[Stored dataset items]

#####

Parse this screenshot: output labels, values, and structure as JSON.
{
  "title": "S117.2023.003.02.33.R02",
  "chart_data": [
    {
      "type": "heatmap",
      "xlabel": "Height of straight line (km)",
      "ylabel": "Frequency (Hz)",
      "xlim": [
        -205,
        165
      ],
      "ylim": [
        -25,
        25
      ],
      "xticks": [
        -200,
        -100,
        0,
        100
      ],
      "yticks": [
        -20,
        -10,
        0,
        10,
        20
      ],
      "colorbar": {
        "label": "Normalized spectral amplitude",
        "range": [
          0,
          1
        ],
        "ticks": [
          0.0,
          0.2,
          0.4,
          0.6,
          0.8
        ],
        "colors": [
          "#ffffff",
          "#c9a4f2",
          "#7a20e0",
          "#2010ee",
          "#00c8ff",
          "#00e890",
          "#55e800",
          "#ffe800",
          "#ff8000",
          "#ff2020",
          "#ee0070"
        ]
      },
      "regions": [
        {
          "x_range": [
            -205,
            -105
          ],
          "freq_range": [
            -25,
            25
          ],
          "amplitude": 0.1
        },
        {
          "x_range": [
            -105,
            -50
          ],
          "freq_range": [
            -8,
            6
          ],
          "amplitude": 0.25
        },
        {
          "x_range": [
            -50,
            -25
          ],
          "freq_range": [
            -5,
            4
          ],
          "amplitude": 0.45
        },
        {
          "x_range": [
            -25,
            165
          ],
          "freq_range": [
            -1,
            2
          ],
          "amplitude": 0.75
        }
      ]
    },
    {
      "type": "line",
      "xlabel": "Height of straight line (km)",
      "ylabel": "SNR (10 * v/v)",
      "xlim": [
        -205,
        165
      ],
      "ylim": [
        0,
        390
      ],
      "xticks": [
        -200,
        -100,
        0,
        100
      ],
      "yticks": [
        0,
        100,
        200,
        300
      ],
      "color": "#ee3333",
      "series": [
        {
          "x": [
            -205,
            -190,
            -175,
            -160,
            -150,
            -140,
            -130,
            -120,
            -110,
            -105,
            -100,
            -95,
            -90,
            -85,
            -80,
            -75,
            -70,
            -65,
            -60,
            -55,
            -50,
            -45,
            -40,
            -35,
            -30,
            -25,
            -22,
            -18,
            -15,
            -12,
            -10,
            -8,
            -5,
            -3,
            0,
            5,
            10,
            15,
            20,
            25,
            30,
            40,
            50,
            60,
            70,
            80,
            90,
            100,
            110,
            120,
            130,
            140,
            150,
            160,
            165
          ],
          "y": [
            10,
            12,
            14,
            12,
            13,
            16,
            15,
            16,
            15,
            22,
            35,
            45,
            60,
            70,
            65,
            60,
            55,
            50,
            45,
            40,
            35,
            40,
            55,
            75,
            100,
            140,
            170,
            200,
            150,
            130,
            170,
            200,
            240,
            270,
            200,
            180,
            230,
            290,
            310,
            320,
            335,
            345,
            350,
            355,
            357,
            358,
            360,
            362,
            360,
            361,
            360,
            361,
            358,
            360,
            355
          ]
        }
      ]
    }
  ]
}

#####

### Objective
Copy out each line of the data where the string "amplitude" appears.

### Task response
        "label": "Normalized spectral amplitude",
          "amplitude": 0.1
          "amplitude": 0.25
          "amplitude": 0.45
          "amplitude": 0.75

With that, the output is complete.